--- Start ---

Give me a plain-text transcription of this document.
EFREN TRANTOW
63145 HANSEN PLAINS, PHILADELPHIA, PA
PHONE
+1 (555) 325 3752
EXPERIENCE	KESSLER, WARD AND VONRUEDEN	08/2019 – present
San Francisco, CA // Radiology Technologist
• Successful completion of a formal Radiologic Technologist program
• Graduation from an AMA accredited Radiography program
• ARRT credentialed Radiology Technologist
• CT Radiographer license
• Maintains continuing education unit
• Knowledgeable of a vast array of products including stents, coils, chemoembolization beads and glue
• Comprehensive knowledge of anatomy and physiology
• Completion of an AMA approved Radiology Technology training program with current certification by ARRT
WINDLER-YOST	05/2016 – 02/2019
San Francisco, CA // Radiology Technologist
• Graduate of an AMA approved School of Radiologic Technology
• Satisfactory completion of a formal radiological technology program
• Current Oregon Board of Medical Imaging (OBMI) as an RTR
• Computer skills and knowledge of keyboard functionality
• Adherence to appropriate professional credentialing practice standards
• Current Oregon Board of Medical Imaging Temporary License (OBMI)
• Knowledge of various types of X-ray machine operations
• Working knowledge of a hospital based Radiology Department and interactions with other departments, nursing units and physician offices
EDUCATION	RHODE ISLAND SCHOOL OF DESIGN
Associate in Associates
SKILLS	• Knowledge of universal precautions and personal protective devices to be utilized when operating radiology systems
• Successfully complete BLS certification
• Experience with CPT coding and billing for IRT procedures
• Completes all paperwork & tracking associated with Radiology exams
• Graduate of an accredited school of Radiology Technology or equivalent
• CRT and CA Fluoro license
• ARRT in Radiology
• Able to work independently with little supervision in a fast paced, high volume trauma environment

--- End ---

◆ WHAT NEEDS TO BE DONE ◆
Take the lines above and retype all of them exactly.

◆ SOLUTION ◆
Give me a plain-text transcription of this document.
EFREN TRANTOW
63145 HANSEN PLAINS, PHILADELPHIA, PA
PHONE
+1 (555) 325 3752
EXPERIENCE	KESSLER, WARD AND VONRUEDEN	08/2019 – present
San Francisco, CA // Radiology Technologist
• Successful completion of a formal Radiologic Technologist program
• Graduation from an AMA accredited Radiography program
• ARRT credentialed Radiology Technologist
• CT Radiographer license
• Maintains continuing education unit
• Knowledgeable of a vast array of products including stents, coils, chemoembolization beads and glue
• Comprehensive knowledge of anatomy and physiology
• Completion of an AMA approved Radiology Technology training program with current certification by ARRT
WINDLER-YOST	05/2016 – 02/2019
San Francisco, CA // Radiology Technologist
• Graduate of an AMA approved School of Radiologic Technology
• Satisfactory completion of a formal radiological technology program
• Current Oregon Board of Medical Imaging (OBMI) as an RTR
• Computer skills and knowledge of keyboard functionality
• Adherence to appropriate professional credentialing practice standards
• Current Oregon Board of Medical Imaging Temporary License (OBMI)
• Knowledge of various types of X-ray machine operations
• Working knowledge of a hospital based Radiology Department and interactions with other departments, nursing units and physician offices
EDUCATION	RHODE ISLAND SCHOOL OF DESIGN
Associate in Associates
SKILLS	• Knowledge of universal precautions and personal protective devices to be utilized when operating radiology systems
• Successfully complete BLS certification
• Experience with CPT coding and billing for IRT procedures
• Completes all paperwork & tracking associated with Radiology exams
• Graduate of an accredited school of Radiology Technology or equivalent
• CRT and CA Fluoro license
• ARRT in Radiology
• Able to work independently with little supervision in a fast paced, high volume trauma environment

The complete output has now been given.